*SHORT EXERCISE:* Pull out every line below holding the word "frigoris".

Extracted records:
■ ■ ■
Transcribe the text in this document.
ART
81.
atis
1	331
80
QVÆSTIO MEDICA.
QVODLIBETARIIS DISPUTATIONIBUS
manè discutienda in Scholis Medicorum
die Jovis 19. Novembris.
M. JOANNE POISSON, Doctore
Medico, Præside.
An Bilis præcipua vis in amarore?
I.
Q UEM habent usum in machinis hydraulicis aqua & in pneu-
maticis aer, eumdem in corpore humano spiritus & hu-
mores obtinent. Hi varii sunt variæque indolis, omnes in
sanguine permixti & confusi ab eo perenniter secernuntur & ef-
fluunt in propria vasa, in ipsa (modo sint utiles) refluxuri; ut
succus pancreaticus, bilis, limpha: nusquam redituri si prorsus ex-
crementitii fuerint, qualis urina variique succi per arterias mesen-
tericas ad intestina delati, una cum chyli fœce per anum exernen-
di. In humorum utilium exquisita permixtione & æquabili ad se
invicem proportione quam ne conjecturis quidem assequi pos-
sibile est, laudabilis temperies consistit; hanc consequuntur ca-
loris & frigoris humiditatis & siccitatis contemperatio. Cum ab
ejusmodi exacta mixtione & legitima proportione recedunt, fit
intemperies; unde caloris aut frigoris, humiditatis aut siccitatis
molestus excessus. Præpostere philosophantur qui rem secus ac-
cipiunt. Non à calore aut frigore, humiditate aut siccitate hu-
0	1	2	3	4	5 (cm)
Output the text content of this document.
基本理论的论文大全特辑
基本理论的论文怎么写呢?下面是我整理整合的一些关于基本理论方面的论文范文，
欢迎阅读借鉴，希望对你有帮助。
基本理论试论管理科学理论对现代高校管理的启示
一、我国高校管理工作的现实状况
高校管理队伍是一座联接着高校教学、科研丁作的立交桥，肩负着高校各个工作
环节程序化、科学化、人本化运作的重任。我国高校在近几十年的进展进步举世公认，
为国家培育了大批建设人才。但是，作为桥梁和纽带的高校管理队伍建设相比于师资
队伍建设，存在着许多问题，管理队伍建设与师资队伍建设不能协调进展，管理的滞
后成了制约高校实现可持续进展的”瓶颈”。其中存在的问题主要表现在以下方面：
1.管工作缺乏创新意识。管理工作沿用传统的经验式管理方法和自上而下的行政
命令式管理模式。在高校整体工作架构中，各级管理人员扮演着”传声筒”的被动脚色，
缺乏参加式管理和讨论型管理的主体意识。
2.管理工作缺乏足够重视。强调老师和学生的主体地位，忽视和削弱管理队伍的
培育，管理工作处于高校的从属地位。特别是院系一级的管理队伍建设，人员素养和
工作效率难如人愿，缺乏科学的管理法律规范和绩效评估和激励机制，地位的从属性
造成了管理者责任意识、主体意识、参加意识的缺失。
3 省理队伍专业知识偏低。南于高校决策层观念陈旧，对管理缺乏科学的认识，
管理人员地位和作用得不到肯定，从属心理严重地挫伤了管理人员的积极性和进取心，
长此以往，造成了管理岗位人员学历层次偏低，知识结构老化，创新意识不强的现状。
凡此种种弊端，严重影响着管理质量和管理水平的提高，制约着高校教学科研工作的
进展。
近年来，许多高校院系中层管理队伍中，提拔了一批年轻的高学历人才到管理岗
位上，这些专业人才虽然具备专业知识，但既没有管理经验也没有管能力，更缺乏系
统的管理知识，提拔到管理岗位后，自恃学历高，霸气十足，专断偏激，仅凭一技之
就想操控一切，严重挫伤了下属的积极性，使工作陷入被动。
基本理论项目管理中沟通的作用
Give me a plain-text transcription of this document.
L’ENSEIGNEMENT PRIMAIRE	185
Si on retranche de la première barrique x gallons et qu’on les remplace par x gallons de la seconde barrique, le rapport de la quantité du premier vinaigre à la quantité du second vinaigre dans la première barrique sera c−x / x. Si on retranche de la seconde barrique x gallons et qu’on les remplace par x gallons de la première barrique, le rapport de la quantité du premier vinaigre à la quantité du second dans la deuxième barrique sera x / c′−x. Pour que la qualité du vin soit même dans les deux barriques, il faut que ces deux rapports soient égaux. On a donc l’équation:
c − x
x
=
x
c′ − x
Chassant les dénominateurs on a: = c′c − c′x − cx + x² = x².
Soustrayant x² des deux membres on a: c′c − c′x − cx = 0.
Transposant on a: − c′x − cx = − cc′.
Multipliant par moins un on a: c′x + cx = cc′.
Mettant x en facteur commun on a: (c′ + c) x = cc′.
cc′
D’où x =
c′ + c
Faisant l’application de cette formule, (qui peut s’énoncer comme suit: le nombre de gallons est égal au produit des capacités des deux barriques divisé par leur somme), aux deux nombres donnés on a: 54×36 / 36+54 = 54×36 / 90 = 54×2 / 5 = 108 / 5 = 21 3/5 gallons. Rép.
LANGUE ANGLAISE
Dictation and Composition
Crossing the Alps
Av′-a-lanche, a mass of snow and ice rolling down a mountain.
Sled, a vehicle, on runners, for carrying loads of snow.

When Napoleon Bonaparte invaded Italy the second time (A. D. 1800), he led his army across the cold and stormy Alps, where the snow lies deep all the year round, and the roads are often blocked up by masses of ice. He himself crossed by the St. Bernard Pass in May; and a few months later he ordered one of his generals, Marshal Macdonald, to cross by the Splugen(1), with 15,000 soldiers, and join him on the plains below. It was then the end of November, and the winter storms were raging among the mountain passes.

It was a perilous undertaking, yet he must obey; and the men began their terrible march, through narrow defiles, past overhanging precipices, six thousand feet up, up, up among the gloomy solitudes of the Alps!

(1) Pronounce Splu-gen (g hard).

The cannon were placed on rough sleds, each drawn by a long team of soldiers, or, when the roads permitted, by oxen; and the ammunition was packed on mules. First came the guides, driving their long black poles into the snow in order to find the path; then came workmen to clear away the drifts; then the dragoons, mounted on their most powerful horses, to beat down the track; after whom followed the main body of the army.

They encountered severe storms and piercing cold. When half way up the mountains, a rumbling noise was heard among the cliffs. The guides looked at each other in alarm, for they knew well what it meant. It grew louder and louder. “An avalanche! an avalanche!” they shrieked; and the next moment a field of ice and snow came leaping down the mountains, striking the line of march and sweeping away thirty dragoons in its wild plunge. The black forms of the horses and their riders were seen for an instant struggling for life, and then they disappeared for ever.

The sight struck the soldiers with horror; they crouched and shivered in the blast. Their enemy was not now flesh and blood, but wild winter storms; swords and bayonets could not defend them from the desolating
■ ■ ■
*RESULT OF THE TASK:*
loris & frigoris humiditatis & siccitatis contemperatio. Cum ab
intemperies; unde caloris aut frigoris, humiditatis aut siccitatis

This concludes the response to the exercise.